▶ _Exercise aim_
For every line in the data below that contains "local", copy the line.

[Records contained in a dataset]
* Begin *

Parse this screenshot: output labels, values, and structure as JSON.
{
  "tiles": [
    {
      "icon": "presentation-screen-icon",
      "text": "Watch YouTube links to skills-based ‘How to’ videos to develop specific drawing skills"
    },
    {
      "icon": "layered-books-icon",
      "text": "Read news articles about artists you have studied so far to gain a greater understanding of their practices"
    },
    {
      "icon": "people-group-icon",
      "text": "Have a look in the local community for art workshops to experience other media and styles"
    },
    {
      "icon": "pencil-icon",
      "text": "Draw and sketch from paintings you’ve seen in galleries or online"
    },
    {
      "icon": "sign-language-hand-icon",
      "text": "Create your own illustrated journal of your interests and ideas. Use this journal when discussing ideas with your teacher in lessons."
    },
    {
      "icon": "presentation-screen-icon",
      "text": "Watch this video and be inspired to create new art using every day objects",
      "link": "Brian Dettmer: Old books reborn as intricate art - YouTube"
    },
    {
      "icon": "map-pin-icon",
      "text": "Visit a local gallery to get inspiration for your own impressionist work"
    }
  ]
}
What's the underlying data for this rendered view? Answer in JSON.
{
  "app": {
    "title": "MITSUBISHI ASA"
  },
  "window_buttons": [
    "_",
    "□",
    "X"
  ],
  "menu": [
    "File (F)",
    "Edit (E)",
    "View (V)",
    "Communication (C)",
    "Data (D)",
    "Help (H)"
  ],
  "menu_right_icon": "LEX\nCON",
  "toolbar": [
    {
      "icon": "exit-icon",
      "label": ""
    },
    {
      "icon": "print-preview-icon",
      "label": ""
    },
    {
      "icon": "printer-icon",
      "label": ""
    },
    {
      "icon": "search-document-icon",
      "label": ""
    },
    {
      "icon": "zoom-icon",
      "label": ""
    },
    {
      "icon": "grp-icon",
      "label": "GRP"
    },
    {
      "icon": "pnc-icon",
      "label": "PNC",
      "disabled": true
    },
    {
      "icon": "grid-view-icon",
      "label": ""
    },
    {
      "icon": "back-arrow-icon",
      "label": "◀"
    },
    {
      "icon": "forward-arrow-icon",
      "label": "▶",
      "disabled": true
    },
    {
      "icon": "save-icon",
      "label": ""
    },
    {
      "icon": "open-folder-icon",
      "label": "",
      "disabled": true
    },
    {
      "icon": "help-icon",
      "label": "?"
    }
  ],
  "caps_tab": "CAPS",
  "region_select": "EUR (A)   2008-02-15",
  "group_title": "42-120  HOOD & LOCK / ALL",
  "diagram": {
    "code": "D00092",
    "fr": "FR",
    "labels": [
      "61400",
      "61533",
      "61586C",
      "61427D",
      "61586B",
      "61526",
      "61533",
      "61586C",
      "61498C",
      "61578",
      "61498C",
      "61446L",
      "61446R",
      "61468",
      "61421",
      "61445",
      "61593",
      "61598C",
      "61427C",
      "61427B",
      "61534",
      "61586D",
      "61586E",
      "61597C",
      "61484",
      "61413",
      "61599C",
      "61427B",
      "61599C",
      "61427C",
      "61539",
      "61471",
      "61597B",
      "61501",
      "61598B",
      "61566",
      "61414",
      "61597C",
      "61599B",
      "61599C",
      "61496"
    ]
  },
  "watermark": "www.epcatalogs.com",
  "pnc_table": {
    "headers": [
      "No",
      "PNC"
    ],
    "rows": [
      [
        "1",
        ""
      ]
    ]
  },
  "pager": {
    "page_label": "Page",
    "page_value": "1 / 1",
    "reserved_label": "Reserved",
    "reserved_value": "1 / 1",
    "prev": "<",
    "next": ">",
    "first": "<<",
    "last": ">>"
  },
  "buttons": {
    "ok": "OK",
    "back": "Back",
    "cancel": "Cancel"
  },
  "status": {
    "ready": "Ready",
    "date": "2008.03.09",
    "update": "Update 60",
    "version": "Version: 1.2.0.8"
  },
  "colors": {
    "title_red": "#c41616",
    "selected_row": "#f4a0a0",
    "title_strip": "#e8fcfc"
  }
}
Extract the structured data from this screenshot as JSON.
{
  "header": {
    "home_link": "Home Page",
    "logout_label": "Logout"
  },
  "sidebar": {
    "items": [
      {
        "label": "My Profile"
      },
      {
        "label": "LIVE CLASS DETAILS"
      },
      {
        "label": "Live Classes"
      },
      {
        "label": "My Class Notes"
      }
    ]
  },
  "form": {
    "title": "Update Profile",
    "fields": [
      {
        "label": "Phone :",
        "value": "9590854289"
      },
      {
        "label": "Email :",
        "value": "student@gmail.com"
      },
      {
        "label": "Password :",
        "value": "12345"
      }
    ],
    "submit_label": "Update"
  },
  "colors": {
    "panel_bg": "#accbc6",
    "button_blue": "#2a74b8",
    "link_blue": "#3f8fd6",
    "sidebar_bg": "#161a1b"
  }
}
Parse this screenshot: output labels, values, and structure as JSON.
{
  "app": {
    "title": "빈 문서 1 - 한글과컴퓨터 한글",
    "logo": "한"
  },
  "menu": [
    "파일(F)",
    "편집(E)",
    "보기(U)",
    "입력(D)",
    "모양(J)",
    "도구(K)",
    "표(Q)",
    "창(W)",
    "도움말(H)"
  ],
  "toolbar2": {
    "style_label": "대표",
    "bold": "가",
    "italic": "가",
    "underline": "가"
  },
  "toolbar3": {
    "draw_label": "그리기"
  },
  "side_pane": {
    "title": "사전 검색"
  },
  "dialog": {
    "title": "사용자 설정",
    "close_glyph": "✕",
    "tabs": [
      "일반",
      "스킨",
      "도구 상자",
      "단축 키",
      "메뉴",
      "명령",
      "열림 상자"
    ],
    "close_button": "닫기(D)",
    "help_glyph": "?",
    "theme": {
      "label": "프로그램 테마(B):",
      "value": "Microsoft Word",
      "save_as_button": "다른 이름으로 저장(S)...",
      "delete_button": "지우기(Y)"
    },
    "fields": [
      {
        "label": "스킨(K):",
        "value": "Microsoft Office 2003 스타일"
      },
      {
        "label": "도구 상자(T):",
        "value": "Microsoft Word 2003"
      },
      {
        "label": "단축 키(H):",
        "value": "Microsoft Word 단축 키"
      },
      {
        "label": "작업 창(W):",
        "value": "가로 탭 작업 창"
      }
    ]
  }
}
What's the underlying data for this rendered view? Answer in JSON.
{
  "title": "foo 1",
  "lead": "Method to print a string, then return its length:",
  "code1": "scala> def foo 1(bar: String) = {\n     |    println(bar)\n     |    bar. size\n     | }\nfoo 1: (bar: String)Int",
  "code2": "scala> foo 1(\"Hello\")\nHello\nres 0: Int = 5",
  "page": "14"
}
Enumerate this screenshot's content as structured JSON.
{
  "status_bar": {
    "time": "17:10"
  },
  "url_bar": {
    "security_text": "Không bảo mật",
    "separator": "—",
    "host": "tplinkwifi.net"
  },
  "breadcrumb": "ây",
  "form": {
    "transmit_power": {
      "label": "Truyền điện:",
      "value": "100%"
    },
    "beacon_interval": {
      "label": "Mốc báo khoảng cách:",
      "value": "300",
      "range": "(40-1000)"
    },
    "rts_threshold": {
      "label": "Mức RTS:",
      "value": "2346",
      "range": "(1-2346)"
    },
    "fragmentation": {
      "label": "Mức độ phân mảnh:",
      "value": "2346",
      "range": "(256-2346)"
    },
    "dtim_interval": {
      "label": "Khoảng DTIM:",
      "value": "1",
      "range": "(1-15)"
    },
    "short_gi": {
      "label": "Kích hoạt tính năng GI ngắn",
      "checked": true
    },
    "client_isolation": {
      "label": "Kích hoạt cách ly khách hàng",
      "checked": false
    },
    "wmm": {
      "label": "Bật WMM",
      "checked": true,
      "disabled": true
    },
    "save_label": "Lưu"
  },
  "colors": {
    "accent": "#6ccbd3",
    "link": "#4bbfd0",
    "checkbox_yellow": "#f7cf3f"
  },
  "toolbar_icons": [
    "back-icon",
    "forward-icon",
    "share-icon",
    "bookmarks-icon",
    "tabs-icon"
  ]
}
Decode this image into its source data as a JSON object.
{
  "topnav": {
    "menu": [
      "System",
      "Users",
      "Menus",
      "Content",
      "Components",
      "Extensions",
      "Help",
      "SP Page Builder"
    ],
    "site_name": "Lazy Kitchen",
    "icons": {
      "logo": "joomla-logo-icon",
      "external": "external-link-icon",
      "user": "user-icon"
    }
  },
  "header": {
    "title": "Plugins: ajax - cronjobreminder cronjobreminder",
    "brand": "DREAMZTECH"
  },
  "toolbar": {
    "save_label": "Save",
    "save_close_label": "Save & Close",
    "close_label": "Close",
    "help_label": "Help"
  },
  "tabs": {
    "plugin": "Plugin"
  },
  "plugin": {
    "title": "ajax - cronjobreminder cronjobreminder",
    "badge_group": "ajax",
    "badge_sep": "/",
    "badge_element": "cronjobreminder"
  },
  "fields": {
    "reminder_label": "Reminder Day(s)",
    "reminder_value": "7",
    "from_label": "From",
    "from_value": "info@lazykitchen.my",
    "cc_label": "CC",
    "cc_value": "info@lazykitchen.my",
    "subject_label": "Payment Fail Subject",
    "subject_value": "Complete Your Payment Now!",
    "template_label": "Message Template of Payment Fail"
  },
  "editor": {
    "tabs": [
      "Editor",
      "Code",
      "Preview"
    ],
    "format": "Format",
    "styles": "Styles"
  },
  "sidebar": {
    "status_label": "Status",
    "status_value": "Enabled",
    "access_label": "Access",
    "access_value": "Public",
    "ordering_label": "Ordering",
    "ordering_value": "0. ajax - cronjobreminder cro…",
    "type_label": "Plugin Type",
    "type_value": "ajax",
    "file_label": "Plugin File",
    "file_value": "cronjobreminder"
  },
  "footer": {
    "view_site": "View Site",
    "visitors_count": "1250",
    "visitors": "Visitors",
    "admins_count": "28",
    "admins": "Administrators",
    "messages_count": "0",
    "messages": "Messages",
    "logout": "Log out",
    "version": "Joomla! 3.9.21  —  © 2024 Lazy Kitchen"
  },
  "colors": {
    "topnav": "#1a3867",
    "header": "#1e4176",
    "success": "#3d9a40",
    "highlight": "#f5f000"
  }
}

* End *

▶ _The solution_
      "text": "Have a look in the local community for art workshops to experience other media and styles"
      "text": "Visit a local gallery to get inspiration for your own impressionist work"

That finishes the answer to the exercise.